--- START Excerpt provided ---
The prospect of extending postal voting at the next general election appeared to recede last night after new claims of irregularities in this month's local elections.

The prospect of extending postal voting at the next general election appeared to recede last night after new claims of irregularities in this month's local elections.

Channel 4 News revealed that police were investigating complaints after 984 postal votes were issued in unusual circumstances in the Pendle Borough Council election in Lancashire.

The votes, issued for four marginal wards on the knife-edge council, were sent to "common addresses" in the local area, which were not the addresses of the electors concerned.

In one case, 61 votes for Bradley ward in Pendle were sent to two terraced houses several miles away in Rochdale. In Whitefield ward, 49 votes were sent to one address alone. Most of the votes were sent to votes from the Asian community.

The Liberal Democrat peer Lord Greaves, an agent for the party in Pendle, raised the issued with the returning officer after some electors said they had not voted even though ballots had been filled in their name. Sam Younger, chairman of the Electoral Commission, said it would look at the allegations as part of its review into the postal voting experiments.

In a separate development, ministers are said to have decided to stop using their powers to order councils to hold referendums on elected mayors. Labour's failure in four out of the seven mayoral elections held on 2 May has persuaded the Government to pull back from the project for several months.
--- END Excerpt provided ---
# Stated goal
Reproduce the postal voting article above word for word, from "The votes, issued" up to and including "the electors concerned.".
--- START Given data ---
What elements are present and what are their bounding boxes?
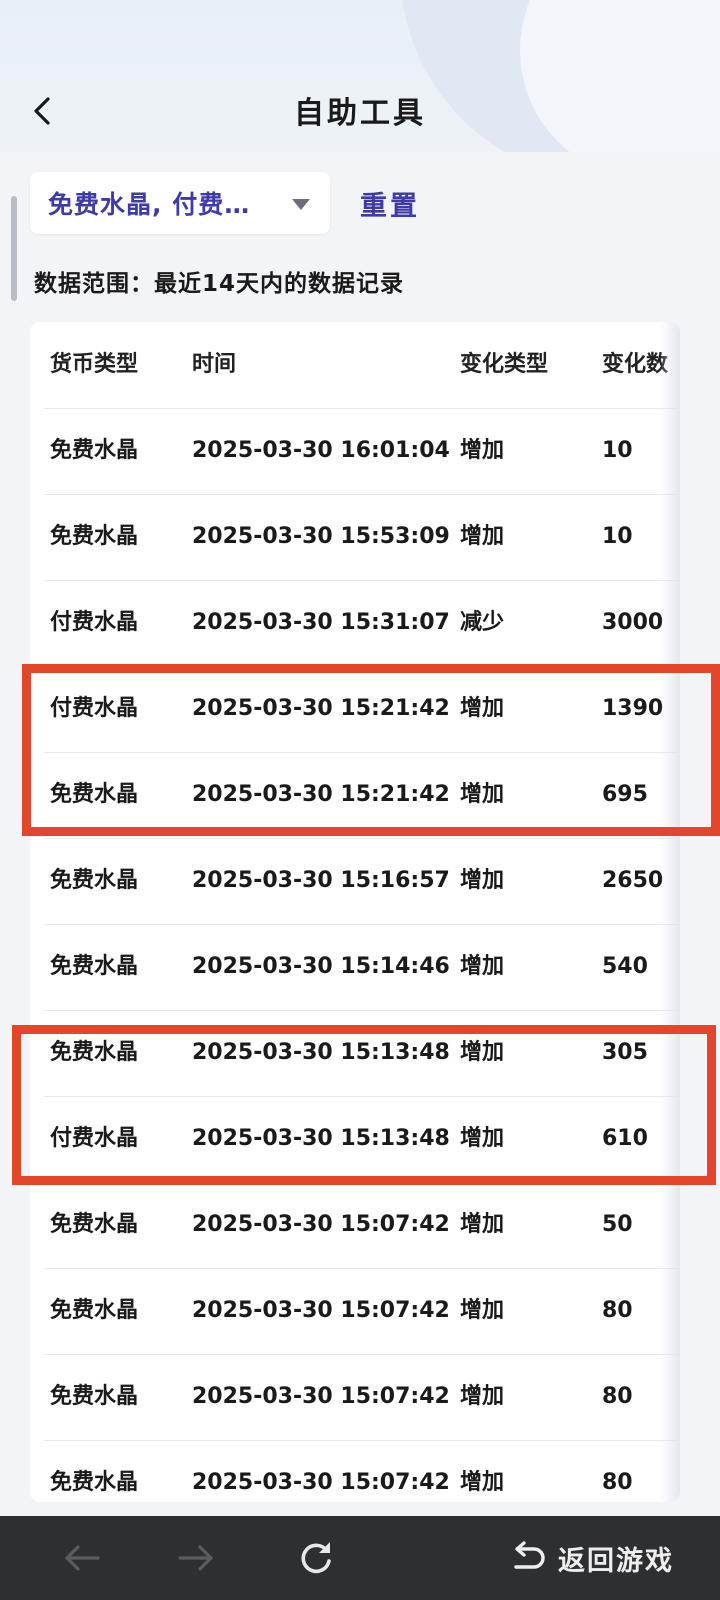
--- END Given data ---
# The answer
The votes, issued for four marginal wards on the knife-edge council, were sent to "common addresses" in the local area, which were not the addresses of the electors concerned.